** Start of DATA PROVIDED **
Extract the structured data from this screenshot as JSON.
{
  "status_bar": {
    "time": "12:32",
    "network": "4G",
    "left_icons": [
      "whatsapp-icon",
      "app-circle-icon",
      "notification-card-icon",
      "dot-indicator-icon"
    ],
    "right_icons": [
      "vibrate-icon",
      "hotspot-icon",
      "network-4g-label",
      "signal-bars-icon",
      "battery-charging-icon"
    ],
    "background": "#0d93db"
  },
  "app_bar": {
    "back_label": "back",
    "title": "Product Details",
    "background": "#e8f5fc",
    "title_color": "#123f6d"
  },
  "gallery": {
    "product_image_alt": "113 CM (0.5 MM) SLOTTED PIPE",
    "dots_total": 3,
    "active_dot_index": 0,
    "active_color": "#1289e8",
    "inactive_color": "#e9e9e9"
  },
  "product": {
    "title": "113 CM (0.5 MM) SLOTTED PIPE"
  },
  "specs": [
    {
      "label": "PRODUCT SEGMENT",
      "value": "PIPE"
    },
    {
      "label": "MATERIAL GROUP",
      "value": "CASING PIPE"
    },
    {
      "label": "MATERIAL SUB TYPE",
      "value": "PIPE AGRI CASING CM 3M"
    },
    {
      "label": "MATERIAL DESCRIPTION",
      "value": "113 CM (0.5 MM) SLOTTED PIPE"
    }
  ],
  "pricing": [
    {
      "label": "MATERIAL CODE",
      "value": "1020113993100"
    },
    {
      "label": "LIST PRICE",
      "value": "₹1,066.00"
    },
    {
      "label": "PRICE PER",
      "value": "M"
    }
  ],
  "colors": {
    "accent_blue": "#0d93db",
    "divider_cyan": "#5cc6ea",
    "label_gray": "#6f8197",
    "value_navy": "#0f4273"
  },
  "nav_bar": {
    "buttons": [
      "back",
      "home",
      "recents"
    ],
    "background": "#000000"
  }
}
** End of DATA PROVIDED **
**THE REQUEST**: Report only how many lines of the listing hold the word "MATERIAL".

**EXERCISE RESPONSE**: 4